====== Supplied records

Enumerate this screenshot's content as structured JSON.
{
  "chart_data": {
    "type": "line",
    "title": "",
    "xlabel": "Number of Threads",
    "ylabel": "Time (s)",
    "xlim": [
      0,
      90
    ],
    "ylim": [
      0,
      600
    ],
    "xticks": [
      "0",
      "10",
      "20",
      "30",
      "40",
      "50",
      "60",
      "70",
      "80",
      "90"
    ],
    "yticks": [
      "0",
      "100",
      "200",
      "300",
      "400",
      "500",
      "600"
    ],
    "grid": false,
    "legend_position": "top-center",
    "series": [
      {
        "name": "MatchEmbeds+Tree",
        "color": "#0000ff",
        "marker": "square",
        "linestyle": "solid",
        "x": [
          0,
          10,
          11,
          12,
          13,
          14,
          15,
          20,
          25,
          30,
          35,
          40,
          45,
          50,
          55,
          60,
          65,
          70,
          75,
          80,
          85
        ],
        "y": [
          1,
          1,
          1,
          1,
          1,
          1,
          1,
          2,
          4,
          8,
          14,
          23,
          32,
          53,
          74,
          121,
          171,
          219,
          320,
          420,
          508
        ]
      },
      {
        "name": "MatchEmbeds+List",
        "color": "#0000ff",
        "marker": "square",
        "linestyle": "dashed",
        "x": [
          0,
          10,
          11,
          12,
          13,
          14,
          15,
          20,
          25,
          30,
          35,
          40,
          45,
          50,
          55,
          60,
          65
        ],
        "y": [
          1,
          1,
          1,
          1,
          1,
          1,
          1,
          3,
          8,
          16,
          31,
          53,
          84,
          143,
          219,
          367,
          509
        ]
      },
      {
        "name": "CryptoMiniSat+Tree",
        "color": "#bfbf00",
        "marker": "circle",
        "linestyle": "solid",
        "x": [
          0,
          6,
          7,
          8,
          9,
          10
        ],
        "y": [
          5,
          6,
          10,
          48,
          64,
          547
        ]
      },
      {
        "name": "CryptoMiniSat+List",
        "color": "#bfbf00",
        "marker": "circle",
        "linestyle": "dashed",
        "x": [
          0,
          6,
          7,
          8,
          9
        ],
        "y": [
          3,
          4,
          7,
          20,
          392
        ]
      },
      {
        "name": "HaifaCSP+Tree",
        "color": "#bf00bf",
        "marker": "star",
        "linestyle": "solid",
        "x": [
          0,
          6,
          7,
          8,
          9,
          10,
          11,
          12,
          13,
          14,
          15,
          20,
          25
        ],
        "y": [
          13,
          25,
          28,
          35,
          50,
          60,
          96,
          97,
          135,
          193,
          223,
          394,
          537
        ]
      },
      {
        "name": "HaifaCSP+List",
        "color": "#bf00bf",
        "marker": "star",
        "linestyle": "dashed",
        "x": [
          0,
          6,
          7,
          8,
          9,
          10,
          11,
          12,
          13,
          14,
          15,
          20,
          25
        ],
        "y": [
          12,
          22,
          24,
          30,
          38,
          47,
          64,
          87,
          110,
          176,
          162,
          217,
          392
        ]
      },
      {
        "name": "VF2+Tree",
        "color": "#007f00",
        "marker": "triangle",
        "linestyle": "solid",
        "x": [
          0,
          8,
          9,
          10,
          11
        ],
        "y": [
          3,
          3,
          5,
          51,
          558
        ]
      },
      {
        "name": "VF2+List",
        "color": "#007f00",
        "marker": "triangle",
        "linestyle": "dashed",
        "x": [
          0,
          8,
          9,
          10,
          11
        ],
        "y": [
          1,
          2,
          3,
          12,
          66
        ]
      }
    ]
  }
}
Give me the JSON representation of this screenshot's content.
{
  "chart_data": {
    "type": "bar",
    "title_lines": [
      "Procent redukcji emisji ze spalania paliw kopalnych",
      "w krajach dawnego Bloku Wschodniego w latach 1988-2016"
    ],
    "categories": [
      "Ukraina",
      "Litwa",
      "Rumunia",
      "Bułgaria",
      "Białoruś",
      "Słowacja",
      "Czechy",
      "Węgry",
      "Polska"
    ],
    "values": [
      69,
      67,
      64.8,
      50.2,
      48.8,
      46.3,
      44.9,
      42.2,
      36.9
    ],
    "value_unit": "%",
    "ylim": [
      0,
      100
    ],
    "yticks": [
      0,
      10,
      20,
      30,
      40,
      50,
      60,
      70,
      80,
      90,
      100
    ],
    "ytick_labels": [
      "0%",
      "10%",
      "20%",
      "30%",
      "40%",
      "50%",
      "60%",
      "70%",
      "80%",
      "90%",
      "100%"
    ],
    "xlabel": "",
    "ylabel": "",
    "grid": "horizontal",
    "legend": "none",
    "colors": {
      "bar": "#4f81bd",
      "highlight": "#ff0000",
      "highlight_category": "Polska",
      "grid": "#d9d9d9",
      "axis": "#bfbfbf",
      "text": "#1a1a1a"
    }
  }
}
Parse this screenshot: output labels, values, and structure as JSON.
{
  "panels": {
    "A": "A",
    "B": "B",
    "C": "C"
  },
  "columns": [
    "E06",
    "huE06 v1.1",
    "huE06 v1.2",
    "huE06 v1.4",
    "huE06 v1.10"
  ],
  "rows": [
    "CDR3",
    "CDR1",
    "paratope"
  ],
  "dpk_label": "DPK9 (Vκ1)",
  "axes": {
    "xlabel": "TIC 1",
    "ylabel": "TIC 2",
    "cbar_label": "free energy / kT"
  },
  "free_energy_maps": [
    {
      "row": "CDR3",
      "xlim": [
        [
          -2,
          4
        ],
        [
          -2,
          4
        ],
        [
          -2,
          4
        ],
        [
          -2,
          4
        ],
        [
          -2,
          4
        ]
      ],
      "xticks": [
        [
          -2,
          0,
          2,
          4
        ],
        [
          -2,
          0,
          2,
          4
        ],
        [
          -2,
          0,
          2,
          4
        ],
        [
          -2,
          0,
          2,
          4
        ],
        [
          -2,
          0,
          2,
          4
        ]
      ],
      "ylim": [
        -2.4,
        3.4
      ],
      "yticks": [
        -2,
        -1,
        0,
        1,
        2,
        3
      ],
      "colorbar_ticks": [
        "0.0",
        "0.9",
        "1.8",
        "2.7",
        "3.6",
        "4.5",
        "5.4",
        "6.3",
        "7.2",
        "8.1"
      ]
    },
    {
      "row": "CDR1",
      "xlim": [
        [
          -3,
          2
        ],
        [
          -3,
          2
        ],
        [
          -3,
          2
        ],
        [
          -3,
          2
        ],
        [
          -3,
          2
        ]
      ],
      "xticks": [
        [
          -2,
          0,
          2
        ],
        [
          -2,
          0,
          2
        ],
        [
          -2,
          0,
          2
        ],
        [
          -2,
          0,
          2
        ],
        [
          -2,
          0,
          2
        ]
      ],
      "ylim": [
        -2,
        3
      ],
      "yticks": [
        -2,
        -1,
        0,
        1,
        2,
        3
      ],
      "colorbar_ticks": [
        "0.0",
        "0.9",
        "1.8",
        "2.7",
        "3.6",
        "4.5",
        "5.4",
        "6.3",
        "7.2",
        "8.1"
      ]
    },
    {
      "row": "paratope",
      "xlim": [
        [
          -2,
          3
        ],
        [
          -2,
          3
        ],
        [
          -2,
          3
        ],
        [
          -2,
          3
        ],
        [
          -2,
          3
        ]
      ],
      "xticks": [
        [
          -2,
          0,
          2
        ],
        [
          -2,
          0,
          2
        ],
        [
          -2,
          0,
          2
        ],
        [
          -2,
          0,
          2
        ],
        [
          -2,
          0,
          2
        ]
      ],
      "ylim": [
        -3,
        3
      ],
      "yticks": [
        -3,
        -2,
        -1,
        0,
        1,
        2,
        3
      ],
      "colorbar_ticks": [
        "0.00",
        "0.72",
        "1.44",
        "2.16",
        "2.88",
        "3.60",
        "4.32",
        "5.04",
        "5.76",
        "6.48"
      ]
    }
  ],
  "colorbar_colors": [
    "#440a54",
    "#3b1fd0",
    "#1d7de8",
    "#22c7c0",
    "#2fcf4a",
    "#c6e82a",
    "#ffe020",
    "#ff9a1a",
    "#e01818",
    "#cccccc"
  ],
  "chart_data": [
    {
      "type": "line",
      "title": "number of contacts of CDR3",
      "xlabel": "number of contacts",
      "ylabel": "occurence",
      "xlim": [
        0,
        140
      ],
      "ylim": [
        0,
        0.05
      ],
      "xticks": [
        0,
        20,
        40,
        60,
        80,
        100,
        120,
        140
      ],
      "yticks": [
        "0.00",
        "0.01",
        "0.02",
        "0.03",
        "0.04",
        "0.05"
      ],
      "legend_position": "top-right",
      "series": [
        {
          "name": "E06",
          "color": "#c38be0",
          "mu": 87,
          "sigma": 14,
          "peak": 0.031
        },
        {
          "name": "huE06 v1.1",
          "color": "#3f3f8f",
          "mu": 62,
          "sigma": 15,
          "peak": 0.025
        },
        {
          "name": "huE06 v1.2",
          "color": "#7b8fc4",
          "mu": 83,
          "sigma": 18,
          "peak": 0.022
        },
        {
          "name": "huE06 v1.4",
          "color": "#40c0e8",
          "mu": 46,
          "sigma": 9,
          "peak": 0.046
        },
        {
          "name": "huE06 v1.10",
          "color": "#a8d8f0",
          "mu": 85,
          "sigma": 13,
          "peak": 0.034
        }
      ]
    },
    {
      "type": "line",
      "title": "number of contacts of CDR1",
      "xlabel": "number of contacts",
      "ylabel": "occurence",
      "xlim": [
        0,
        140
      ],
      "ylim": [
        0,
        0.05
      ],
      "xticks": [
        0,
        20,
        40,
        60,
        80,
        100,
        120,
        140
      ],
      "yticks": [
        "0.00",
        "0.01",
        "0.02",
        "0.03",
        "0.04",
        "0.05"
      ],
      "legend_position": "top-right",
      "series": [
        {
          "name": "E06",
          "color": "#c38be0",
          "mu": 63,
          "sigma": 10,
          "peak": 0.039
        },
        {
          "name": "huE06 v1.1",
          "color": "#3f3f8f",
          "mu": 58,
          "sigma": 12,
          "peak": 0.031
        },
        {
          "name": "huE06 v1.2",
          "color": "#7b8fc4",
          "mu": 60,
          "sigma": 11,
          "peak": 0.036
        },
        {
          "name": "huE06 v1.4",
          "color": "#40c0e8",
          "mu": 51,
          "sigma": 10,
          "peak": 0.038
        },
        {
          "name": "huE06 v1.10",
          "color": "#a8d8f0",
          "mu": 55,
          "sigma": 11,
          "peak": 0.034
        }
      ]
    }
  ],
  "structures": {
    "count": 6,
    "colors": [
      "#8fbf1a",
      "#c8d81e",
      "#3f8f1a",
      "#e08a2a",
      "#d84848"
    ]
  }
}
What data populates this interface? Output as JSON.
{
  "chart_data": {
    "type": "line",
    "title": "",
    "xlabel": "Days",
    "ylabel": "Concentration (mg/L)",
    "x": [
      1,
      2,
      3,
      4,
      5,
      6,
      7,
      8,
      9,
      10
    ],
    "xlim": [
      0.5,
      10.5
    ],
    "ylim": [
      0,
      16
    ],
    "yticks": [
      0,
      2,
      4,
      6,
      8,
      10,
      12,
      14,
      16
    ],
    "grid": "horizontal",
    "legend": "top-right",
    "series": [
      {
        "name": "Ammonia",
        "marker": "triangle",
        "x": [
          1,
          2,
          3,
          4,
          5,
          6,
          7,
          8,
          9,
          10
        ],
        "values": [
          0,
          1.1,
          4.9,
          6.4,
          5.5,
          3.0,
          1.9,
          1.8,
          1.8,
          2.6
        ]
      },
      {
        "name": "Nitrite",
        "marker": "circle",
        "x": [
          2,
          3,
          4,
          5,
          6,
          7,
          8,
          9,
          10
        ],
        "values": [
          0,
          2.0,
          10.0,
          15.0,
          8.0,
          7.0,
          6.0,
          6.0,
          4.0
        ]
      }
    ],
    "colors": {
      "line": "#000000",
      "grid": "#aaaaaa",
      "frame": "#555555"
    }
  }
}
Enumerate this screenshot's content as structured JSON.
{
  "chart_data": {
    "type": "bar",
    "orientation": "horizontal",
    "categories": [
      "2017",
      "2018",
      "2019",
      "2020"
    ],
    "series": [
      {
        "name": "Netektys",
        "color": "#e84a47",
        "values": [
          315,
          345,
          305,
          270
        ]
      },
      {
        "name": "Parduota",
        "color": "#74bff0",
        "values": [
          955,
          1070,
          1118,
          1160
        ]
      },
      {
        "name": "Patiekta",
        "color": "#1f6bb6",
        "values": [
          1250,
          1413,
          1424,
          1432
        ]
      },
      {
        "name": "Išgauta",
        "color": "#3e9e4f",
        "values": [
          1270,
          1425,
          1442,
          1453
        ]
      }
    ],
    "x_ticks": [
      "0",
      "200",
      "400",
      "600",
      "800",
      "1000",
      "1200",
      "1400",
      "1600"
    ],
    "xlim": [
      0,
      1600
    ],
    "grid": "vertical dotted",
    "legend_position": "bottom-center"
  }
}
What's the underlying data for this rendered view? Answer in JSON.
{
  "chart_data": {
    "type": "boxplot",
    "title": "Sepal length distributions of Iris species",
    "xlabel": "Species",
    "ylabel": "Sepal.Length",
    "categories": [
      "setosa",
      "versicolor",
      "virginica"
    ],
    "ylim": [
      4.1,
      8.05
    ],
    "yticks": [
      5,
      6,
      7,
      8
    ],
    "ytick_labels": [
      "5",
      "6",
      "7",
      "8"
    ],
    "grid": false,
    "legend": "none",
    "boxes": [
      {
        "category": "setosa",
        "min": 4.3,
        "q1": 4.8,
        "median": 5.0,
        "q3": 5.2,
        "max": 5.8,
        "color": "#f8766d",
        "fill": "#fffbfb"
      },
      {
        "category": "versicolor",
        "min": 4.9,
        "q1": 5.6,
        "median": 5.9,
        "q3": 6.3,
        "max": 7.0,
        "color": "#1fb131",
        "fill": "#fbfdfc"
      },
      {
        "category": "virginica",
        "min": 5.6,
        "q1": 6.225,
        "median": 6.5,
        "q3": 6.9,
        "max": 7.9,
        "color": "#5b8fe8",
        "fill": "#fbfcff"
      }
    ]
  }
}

============

• Requirement
Of all the lines above, how many contain "Tree"? Give the number and nothing more.

• Complete response
4